What you need to do:
Work through the data line by line, gathering every line that has the word "térmicos".
** BEGIN Task inputs **
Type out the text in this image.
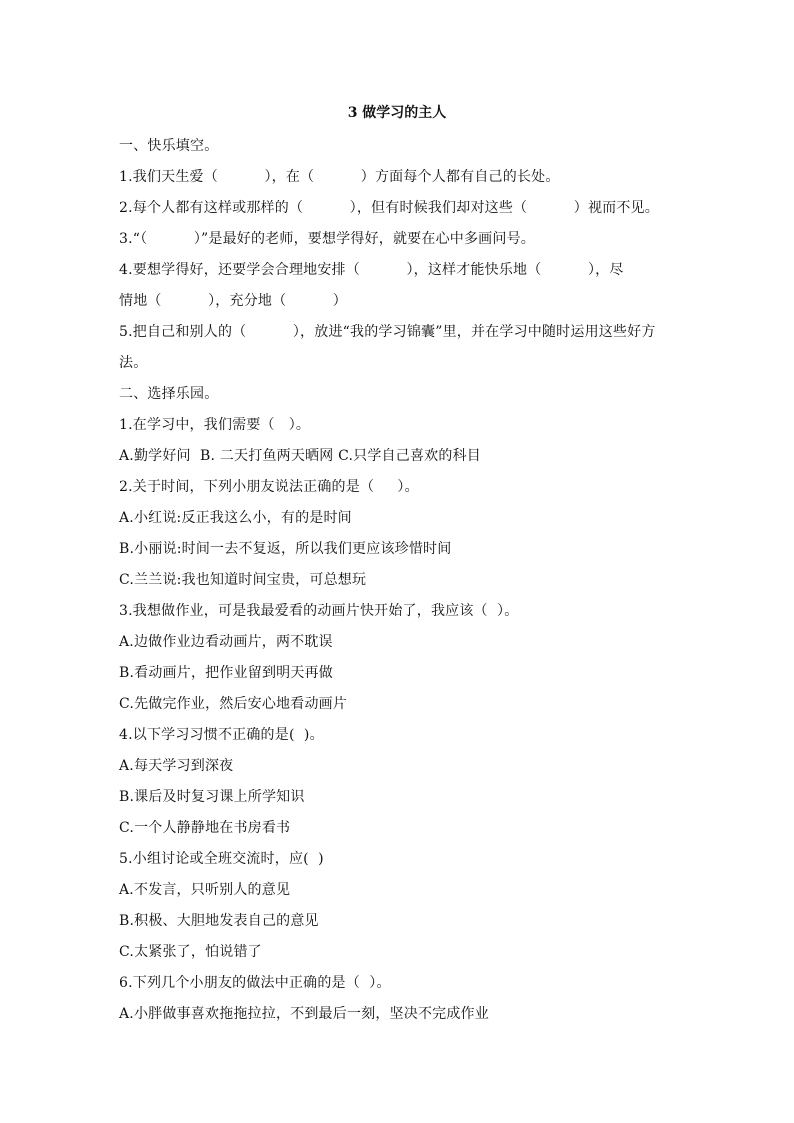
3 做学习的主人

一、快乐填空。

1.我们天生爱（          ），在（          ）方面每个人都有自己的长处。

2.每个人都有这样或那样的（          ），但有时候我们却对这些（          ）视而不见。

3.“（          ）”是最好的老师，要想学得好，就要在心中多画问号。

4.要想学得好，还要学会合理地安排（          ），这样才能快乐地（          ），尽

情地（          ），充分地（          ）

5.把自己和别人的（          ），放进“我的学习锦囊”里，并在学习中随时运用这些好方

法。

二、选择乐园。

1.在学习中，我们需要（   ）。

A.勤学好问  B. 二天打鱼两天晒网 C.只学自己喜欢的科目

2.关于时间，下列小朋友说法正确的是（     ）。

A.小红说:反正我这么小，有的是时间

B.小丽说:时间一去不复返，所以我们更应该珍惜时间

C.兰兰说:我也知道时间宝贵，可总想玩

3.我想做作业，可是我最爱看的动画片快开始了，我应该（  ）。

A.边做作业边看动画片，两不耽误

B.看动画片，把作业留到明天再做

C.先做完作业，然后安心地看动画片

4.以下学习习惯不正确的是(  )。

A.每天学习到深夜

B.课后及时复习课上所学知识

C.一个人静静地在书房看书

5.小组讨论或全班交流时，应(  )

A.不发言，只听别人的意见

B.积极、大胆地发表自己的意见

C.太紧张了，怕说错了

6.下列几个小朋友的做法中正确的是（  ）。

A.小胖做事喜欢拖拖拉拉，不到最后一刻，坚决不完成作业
** END Task inputs **
** BEGIN Task inputs **
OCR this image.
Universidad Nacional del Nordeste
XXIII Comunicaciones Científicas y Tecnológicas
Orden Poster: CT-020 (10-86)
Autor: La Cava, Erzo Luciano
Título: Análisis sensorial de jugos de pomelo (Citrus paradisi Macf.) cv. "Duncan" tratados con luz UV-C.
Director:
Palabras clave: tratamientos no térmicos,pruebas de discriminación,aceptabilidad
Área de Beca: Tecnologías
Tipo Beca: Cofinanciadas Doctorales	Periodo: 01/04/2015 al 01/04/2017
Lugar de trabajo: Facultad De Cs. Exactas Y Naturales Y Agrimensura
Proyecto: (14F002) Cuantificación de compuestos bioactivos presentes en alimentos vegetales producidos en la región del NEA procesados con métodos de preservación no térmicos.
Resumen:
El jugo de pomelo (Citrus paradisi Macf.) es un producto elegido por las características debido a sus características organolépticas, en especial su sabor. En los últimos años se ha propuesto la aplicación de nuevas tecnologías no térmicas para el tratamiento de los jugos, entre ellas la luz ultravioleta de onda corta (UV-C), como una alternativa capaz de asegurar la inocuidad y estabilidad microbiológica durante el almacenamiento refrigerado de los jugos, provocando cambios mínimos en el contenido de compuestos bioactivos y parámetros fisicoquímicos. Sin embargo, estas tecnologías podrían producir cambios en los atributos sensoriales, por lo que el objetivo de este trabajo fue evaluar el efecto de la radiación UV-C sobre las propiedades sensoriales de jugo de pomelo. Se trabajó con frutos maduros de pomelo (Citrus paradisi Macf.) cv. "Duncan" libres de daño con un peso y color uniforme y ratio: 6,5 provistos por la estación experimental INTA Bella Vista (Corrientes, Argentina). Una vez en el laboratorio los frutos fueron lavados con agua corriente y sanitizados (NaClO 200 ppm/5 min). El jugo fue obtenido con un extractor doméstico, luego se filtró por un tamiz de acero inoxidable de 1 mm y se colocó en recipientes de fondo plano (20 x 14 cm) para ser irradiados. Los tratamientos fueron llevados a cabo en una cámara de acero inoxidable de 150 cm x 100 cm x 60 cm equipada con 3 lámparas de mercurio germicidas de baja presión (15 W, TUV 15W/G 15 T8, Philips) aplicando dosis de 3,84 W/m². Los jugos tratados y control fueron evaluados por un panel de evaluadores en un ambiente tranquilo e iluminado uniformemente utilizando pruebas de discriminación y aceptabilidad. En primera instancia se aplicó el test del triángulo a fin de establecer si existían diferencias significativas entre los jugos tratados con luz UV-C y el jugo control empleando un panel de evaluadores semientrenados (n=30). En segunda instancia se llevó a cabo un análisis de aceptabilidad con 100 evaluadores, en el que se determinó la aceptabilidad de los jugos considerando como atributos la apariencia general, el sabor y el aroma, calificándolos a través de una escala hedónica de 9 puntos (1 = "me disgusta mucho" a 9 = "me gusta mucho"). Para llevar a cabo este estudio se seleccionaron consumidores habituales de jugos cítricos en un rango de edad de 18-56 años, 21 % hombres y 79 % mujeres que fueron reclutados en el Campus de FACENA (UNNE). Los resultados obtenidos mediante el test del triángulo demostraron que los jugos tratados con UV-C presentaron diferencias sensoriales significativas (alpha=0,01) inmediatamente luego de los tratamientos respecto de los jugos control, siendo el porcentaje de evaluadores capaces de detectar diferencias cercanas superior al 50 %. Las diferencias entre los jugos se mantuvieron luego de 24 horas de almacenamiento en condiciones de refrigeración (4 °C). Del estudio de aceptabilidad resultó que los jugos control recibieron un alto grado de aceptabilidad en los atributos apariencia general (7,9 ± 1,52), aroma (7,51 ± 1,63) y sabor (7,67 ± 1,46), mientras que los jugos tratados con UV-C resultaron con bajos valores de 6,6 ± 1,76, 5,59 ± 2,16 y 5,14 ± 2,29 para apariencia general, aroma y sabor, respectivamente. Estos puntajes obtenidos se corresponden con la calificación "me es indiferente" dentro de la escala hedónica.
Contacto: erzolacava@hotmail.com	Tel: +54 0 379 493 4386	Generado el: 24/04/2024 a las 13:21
** END Task inputs **
** BEGIN Task inputs **
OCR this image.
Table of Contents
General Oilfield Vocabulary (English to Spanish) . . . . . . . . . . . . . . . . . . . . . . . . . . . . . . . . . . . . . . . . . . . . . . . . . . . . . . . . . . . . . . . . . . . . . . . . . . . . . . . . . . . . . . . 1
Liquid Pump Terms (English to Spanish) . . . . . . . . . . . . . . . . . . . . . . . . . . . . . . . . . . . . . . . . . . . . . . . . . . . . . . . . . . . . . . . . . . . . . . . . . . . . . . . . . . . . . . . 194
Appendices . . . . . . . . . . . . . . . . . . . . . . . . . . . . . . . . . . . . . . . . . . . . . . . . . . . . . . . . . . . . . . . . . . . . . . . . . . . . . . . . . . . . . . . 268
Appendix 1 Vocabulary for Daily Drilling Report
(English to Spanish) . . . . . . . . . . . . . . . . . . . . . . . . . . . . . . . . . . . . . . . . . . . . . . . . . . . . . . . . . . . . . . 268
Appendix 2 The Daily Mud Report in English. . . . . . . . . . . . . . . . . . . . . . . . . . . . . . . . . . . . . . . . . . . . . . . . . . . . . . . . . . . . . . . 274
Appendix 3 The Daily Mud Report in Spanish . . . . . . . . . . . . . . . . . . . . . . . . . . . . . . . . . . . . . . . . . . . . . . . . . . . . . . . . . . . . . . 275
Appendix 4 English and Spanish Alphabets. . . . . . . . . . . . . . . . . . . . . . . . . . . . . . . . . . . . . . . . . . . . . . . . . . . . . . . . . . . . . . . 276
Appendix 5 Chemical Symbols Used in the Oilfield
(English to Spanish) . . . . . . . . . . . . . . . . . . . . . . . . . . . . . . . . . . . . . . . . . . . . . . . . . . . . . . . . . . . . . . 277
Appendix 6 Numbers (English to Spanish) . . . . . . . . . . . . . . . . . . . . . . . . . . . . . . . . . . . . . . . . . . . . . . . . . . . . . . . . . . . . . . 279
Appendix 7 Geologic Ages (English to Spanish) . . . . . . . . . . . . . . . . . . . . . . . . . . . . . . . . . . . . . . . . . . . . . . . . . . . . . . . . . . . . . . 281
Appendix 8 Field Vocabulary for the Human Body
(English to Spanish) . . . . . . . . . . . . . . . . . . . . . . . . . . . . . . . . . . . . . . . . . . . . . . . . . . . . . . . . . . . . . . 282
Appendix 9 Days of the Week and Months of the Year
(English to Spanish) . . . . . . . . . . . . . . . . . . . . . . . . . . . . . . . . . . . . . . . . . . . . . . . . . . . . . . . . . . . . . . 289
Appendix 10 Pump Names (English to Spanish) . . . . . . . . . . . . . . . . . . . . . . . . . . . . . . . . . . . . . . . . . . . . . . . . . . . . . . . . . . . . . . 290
** END Task inputs **
Finished answer:
Palabras clave: tratamientos no térmicos,pruebas de discriminación,aceptabilidad
Proyecto: (14F002) Cuantificación de compuestos bioactivos presentes en alimentos vegetales producidos en la región del NEA procesados con métodos de preservación no térmicos.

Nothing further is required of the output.